* Written instruction *
Every line below that holds the string "color" should be copied out.

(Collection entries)
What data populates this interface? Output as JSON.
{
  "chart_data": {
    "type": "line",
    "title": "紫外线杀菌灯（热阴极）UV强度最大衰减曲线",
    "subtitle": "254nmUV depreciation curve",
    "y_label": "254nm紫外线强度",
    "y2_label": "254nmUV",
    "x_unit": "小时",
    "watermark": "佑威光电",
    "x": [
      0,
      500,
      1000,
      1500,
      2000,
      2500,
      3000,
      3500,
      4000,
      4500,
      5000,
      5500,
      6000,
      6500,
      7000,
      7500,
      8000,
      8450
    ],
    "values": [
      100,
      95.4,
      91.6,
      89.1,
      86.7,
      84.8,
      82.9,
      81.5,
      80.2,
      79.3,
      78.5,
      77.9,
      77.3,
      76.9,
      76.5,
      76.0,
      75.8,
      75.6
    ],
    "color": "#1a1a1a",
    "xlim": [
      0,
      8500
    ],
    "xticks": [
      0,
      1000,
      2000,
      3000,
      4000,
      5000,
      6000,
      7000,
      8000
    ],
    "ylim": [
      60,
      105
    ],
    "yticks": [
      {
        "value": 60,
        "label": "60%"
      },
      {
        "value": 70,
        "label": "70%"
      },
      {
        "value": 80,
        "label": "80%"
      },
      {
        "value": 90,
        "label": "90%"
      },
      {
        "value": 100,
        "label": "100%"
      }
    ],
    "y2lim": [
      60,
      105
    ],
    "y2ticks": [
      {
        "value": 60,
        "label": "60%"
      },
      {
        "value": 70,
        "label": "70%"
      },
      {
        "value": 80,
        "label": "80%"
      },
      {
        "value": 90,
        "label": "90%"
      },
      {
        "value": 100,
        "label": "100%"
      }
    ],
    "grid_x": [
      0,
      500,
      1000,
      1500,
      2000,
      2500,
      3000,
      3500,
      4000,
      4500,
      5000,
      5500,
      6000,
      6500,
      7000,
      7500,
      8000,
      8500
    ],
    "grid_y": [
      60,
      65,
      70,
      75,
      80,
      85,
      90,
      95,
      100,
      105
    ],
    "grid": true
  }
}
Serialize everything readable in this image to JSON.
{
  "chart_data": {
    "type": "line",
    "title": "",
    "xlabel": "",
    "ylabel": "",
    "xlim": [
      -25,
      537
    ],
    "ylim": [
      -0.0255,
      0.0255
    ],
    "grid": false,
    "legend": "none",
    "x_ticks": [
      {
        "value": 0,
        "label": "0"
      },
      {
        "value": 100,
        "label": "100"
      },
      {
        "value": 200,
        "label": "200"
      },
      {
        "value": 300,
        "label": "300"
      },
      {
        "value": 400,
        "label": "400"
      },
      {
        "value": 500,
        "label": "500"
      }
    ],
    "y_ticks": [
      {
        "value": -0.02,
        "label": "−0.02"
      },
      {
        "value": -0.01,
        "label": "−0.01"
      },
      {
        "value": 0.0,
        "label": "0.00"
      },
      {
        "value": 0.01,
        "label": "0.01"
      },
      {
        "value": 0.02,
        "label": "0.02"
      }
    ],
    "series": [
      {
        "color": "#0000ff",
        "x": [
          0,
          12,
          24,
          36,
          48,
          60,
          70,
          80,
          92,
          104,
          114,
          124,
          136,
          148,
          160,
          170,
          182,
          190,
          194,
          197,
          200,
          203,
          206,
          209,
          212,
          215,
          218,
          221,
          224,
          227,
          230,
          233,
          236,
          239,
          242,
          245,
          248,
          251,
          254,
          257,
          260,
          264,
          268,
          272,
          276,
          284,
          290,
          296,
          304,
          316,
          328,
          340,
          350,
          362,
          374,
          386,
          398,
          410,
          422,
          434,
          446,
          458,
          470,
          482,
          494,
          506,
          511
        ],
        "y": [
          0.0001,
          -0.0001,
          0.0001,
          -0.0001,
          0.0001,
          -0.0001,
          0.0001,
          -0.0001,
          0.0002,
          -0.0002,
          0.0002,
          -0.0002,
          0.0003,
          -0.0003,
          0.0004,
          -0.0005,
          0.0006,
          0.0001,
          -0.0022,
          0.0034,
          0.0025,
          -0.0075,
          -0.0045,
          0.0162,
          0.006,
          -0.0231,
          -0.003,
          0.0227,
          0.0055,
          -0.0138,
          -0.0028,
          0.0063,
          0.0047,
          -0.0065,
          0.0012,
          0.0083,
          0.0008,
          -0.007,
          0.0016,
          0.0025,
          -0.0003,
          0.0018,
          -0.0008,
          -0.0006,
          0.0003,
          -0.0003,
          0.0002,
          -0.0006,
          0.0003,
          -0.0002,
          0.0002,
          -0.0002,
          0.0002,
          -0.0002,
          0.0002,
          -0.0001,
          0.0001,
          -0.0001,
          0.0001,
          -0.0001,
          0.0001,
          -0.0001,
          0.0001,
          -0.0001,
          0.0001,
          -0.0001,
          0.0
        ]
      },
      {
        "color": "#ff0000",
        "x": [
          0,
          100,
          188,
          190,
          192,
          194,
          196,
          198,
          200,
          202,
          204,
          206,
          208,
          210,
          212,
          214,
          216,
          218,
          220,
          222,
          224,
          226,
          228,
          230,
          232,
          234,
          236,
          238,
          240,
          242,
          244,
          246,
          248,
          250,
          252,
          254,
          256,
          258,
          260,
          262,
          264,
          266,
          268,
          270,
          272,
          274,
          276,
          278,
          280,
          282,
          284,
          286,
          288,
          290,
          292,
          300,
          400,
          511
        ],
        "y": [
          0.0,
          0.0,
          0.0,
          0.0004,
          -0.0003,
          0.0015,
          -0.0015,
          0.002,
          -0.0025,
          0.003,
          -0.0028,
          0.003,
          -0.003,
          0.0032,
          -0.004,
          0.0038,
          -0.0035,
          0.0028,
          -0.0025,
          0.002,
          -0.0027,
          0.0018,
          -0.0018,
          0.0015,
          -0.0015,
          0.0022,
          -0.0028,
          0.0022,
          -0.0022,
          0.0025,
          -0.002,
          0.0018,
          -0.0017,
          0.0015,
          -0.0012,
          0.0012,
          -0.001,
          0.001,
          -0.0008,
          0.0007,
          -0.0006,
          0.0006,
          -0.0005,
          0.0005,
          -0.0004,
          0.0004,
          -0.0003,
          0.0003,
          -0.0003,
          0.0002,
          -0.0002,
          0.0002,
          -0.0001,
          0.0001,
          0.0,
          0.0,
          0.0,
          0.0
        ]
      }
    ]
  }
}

* Full answer *
    "color": "#1a1a1a",
        "color": "#0000ff",
        "color": "#ff0000",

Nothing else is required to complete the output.